Copy the data that follows exactly. Include no pictures.

Top of Working data

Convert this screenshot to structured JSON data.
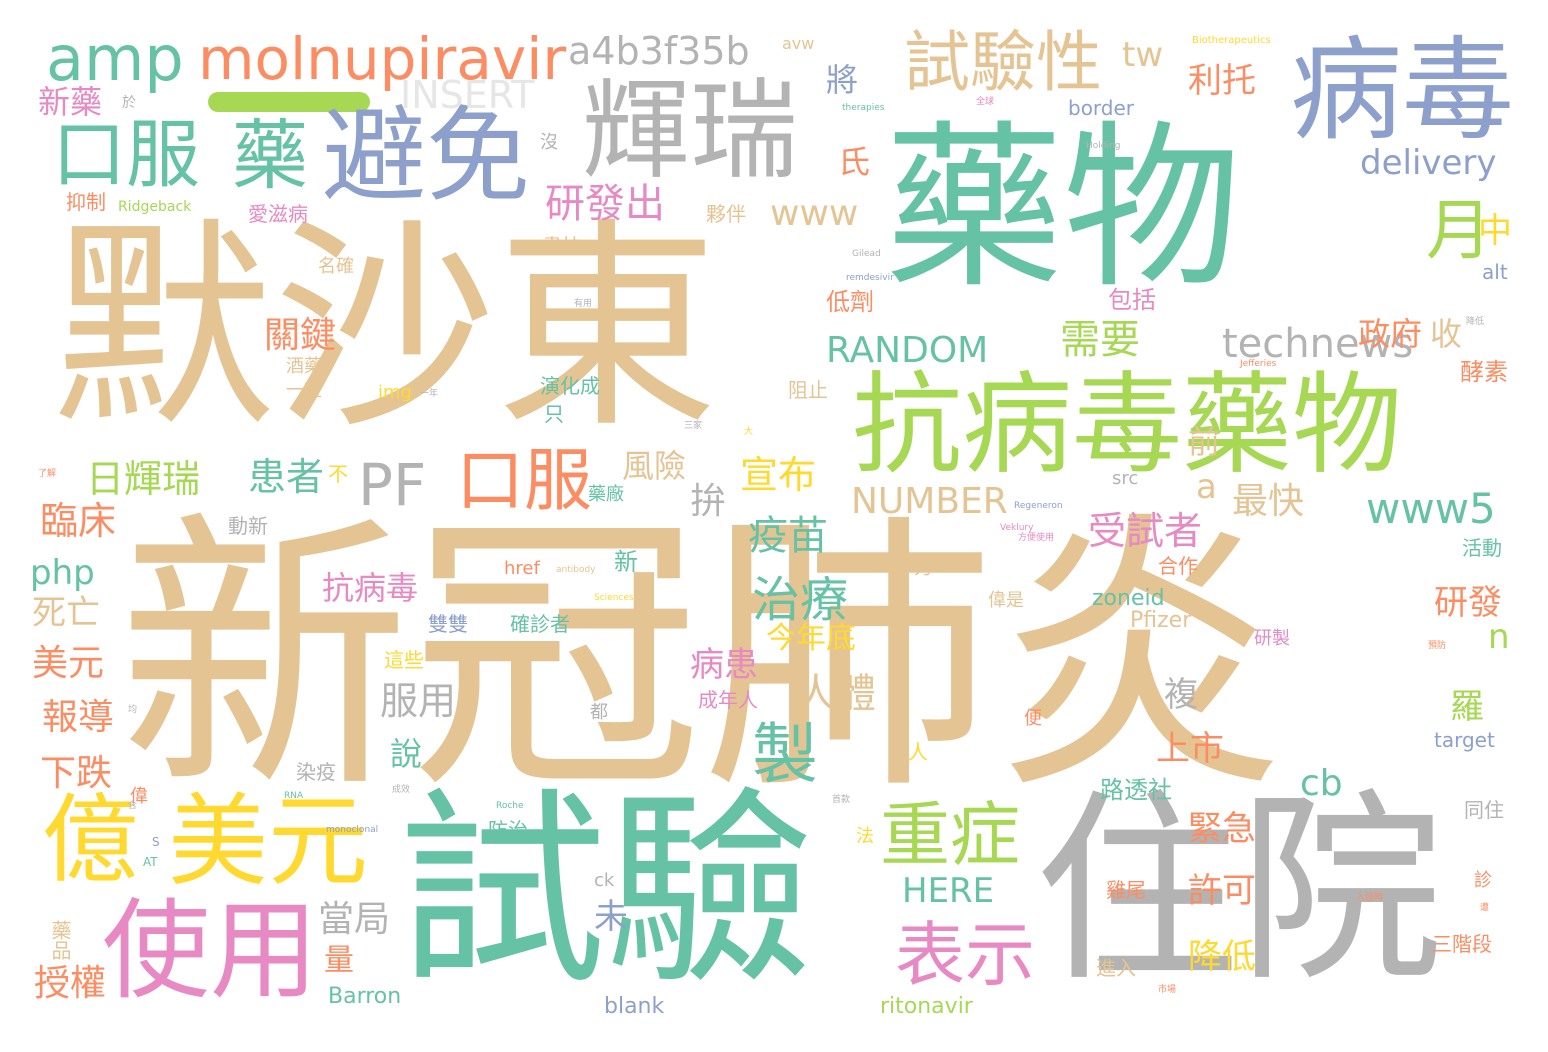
{
  "colors": {
    "tan": "#e5c494",
    "green": "#66c2a5",
    "lime": "#a6d854",
    "blue": "#8da0cb",
    "orange": "#fc8d62",
    "pink": "#e78ac3",
    "yellow": "#ffd92f",
    "gray": "#b3b3b3"
  },
  "words": [
    {
      "text": "默沙東"
    },
    {
      "text": "新冠肺炎"
    },
    {
      "text": "藥物"
    },
    {
      "text": "試驗"
    },
    {
      "text": "住院"
    },
    {
      "text": "抗病毒藥物"
    },
    {
      "text": "病毒"
    },
    {
      "text": "輝瑞"
    },
    {
      "text": "避免"
    },
    {
      "text": "口服"
    },
    {
      "text": "藥"
    },
    {
      "text": "使用"
    },
    {
      "text": "美元"
    },
    {
      "text": "億"
    },
    {
      "text": "amp"
    },
    {
      "text": "molnupiravir"
    },
    {
      "text": "a4b3f35b"
    },
    {
      "text": "試驗性"
    },
    {
      "text": "tw"
    },
    {
      "text": "月"
    },
    {
      "text": "重症"
    },
    {
      "text": "表示"
    },
    {
      "text": "製"
    },
    {
      "text": "治療"
    },
    {
      "text": "PF"
    },
    {
      "text": "口服"
    },
    {
      "text": "INSERT"
    },
    {
      "text": "technews"
    },
    {
      "text": "RANDOM"
    },
    {
      "text": "NUMBER"
    },
    {
      "text": "www5"
    },
    {
      "text": "delivery"
    },
    {
      "text": "www"
    },
    {
      "text": "研發出"
    },
    {
      "text": "日輝瑞"
    },
    {
      "text": "患者"
    },
    {
      "text": "疫苗"
    },
    {
      "text": "需要"
    },
    {
      "text": "宣布"
    },
    {
      "text": "關鍵"
    },
    {
      "text": "人體"
    },
    {
      "text": "受試者"
    },
    {
      "text": "抗病毒"
    },
    {
      "text": "服用"
    },
    {
      "text": "HERE"
    },
    {
      "text": "當局"
    },
    {
      "text": "php"
    },
    {
      "text": "cb"
    },
    {
      "text": "新藥"
    },
    {
      "text": "利托"
    },
    {
      "text": "將"
    },
    {
      "text": "氏"
    },
    {
      "text": "政府"
    },
    {
      "text": "收"
    },
    {
      "text": "中"
    },
    {
      "text": "拚"
    },
    {
      "text": "a"
    },
    {
      "text": "最快"
    },
    {
      "text": "風險"
    },
    {
      "text": "前"
    },
    {
      "text": "臨床"
    },
    {
      "text": "死亡"
    },
    {
      "text": "美元"
    },
    {
      "text": "報導"
    },
    {
      "text": "下跌"
    },
    {
      "text": "授權"
    },
    {
      "text": "病患"
    },
    {
      "text": "今年底"
    },
    {
      "text": "複"
    },
    {
      "text": "上市"
    },
    {
      "text": "緊急"
    },
    {
      "text": "許可"
    },
    {
      "text": "降低"
    },
    {
      "text": "研發"
    },
    {
      "text": "n"
    },
    {
      "text": "羅"
    },
    {
      "text": "未"
    },
    {
      "text": "量"
    },
    {
      "text": "說"
    },
    {
      "text": "低劑"
    },
    {
      "text": "包括"
    },
    {
      "text": "酵素"
    },
    {
      "text": "路透社"
    },
    {
      "text": "zoneid"
    },
    {
      "text": "Pfizer"
    },
    {
      "text": "ritonavir"
    },
    {
      "text": "Barron"
    },
    {
      "text": "blank"
    },
    {
      "text": "target"
    },
    {
      "text": "alt"
    },
    {
      "text": "border"
    },
    {
      "text": "src"
    },
    {
      "text": "href"
    },
    {
      "text": "img"
    },
    {
      "text": "ck"
    },
    {
      "text": "avw"
    },
    {
      "text": "Ridgeback"
    },
    {
      "text": "Biotherapeutics"
    },
    {
      "text": "三階段"
    },
    {
      "text": "同住"
    },
    {
      "text": "活動"
    },
    {
      "text": "研製"
    },
    {
      "text": "演化成"
    },
    {
      "text": "阻止"
    },
    {
      "text": "雙雙"
    },
    {
      "text": "確診者"
    },
    {
      "text": "成年人"
    },
    {
      "text": "偉是"
    },
    {
      "text": "合作"
    },
    {
      "text": "動新"
    },
    {
      "text": "防治"
    },
    {
      "text": "進入"
    },
    {
      "text": "雞尾"
    },
    {
      "text": "新"
    },
    {
      "text": "愛滋病"
    },
    {
      "text": "盡快"
    },
    {
      "text": "夥伴"
    },
    {
      "text": "抑制"
    },
    {
      "text": "名確"
    },
    {
      "text": "酒藥"
    },
    {
      "text": "一室"
    },
    {
      "text": "染疫"
    },
    {
      "text": "藥品"
    },
    {
      "text": "力"
    },
    {
      "text": "法"
    },
    {
      "text": "都"
    },
    {
      "text": "沒"
    },
    {
      "text": "只"
    },
    {
      "text": "不"
    },
    {
      "text": "人"
    },
    {
      "text": "便"
    },
    {
      "text": "診"
    },
    {
      "text": "偉"
    },
    {
      "text": "藥廠"
    },
    {
      "text": "這些"
    },
    {
      "text": "於"
    },
    {
      "text": "therapies"
    },
    {
      "text": "Holding"
    },
    {
      "text": "Gilead"
    },
    {
      "text": "remdesivir"
    },
    {
      "text": "Jefferies"
    },
    {
      "text": "Regeneron"
    },
    {
      "text": "Veklury"
    },
    {
      "text": "antibody"
    },
    {
      "text": "Sciences"
    },
    {
      "text": "Roche"
    },
    {
      "text": "monoclonal"
    },
    {
      "text": "RNA"
    },
    {
      "text": "AT"
    },
    {
      "text": "S"
    },
    {
      "text": "入侵時"
    },
    {
      "text": "預防"
    },
    {
      "text": "方便使用"
    },
    {
      "text": "市場"
    },
    {
      "text": "首款"
    },
    {
      "text": "三家"
    },
    {
      "text": "大"
    },
    {
      "text": "有用"
    },
    {
      "text": "含"
    },
    {
      "text": "了解"
    },
    {
      "text": "一年"
    },
    {
      "text": "均"
    },
    {
      "text": "全球"
    },
    {
      "text": "成效"
    },
    {
      "text": "降低"
    },
    {
      "text": "遭"
    }
  ]
}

Bottom of Working data

**Answer for this exercise**
Convert this screenshot to structured JSON data.
{
  "colors": {
    "tan": "#e5c494",
    "green": "#66c2a5",
    "lime": "#a6d854",
    "blue": "#8da0cb",
    "orange": "#fc8d62",
    "pink": "#e78ac3",
    "yellow": "#ffd92f",
    "gray": "#b3b3b3"
  },
  "words": [
    {
      "text": "默沙東"
    },
    {
      "text": "新冠肺炎"
    },
    {
      "text": "藥物"
    },
    {
      "text": "試驗"
    },
    {
      "text": "住院"
    },
    {
      "text": "抗病毒藥物"
    },
    {
      "text": "病毒"
    },
    {
      "text": "輝瑞"
    },
    {
      "text": "避免"
    },
    {
      "text": "口服"
    },
    {
      "text": "藥"
    },
    {
      "text": "使用"
    },
    {
      "text": "美元"
    },
    {
      "text": "億"
    },
    {
      "text": "amp"
    },
    {
      "text": "molnupiravir"
    },
    {
      "text": "a4b3f35b"
    },
    {
      "text": "試驗性"
    },
    {
      "text": "tw"
    },
    {
      "text": "月"
    },
    {
      "text": "重症"
    },
    {
      "text": "表示"
    },
    {
      "text": "製"
    },
    {
      "text": "治療"
    },
    {
      "text": "PF"
    },
    {
      "text": "口服"
    },
    {
      "text": "INSERT"
    },
    {
      "text": "technews"
    },
    {
      "text": "RANDOM"
    },
    {
      "text": "NUMBER"
    },
    {
      "text": "www5"
    },
    {
      "text": "delivery"
    },
    {
      "text": "www"
    },
    {
      "text": "研發出"
    },
    {
      "text": "日輝瑞"
    },
    {
      "text": "患者"
    },
    {
      "text": "疫苗"
    },
    {
      "text": "需要"
    },
    {
      "text": "宣布"
    },
    {
      "text": "關鍵"
    },
    {
      "text": "人體"
    },
    {
      "text": "受試者"
    },
    {
      "text": "抗病毒"
    },
    {
      "text": "服用"
    },
    {
      "text": "HERE"
    },
    {
      "text": "當局"
    },
    {
      "text": "php"
    },
    {
      "text": "cb"
    },
    {
      "text": "新藥"
    },
    {
      "text": "利托"
    },
    {
      "text": "將"
    },
    {
      "text": "氏"
    },
    {
      "text": "政府"
    },
    {
      "text": "收"
    },
    {
      "text": "中"
    },
    {
      "text": "拚"
    },
    {
      "text": "a"
    },
    {
      "text": "最快"
    },
    {
      "text": "風險"
    },
    {
      "text": "前"
    },
    {
      "text": "臨床"
    },
    {
      "text": "死亡"
    },
    {
      "text": "美元"
    },
    {
      "text": "報導"
    },
    {
      "text": "下跌"
    },
    {
      "text": "授權"
    },
    {
      "text": "病患"
    },
    {
      "text": "今年底"
    },
    {
      "text": "複"
    },
    {
      "text": "上市"
    },
    {
      "text": "緊急"
    },
    {
      "text": "許可"
    },
    {
      "text": "降低"
    },
    {
      "text": "研發"
    },
    {
      "text": "n"
    },
    {
      "text": "羅"
    },
    {
      "text": "未"
    },
    {
      "text": "量"
    },
    {
      "text": "說"
    },
    {
      "text": "低劑"
    },
    {
      "text": "包括"
    },
    {
      "text": "酵素"
    },
    {
      "text": "路透社"
    },
    {
      "text": "zoneid"
    },
    {
      "text": "Pfizer"
    },
    {
      "text": "ritonavir"
    },
    {
      "text": "Barron"
    },
    {
      "text": "blank"
    },
    {
      "text": "target"
    },
    {
      "text": "alt"
    },
    {
      "text": "border"
    },
    {
      "text": "src"
    },
    {
      "text": "href"
    },
    {
      "text": "img"
    },
    {
      "text": "ck"
    },
    {
      "text": "avw"
    },
    {
      "text": "Ridgeback"
    },
    {
      "text": "Biotherapeutics"
    },
    {
      "text": "三階段"
    },
    {
      "text": "同住"
    },
    {
      "text": "活動"
    },
    {
      "text": "研製"
    },
    {
      "text": "演化成"
    },
    {
      "text": "阻止"
    },
    {
      "text": "雙雙"
    },
    {
      "text": "確診者"
    },
    {
      "text": "成年人"
    },
    {
      "text": "偉是"
    },
    {
      "text": "合作"
    },
    {
      "text": "動新"
    },
    {
      "text": "防治"
    },
    {
      "text": "進入"
    },
    {
      "text": "雞尾"
    },
    {
      "text": "新"
    },
    {
      "text": "愛滋病"
    },
    {
      "text": "盡快"
    },
    {
      "text": "夥伴"
    },
    {
      "text": "抑制"
    },
    {
      "text": "名確"
    },
    {
      "text": "酒藥"
    },
    {
      "text": "一室"
    },
    {
      "text": "染疫"
    },
    {
      "text": "藥品"
    },
    {
      "text": "力"
    },
    {
      "text": "法"
    },
    {
      "text": "都"
    },
    {
      "text": "沒"
    },
    {
      "text": "只"
    },
    {
      "text": "不"
    },
    {
      "text": "人"
    },
    {
      "text": "便"
    },
    {
      "text": "診"
    },
    {
      "text": "偉"
    },
    {
      "text": "藥廠"
    },
    {
      "text": "這些"
    },
    {
      "text": "於"
    },
    {
      "text": "therapies"
    },
    {
      "text": "Holding"
    },
    {
      "text": "Gilead"
    },
    {
      "text": "remdesivir"
    },
    {
      "text": "Jefferies"
    },
    {
      "text": "Regeneron"
    },
    {
      "text": "Veklury"
    },
    {
      "text": "antibody"
    },
    {
      "text": "Sciences"
    },
    {
      "text": "Roche"
    },
    {
      "text": "monoclonal"
    },
    {
      "text": "RNA"
    },
    {
      "text": "AT"
    },
    {
      "text": "S"
    },
    {
      "text": "入侵時"
    },
    {
      "text": "預防"
    },
    {
      "text": "方便使用"
    },
    {
      "text": "市場"
    },
    {
      "text": "首款"
    },
    {
      "text": "三家"
    },
    {
      "text": "大"
    },
    {
      "text": "有用"
    },
    {
      "text": "含"
    },
    {
      "text": "了解"
    },
    {
      "text": "一年"
    },
    {
      "text": "均"
    },
    {
      "text": "全球"
    },
    {
      "text": "成效"
    },
    {
      "text": "降低"
    },
    {
      "text": "遭"
    }
  ]
}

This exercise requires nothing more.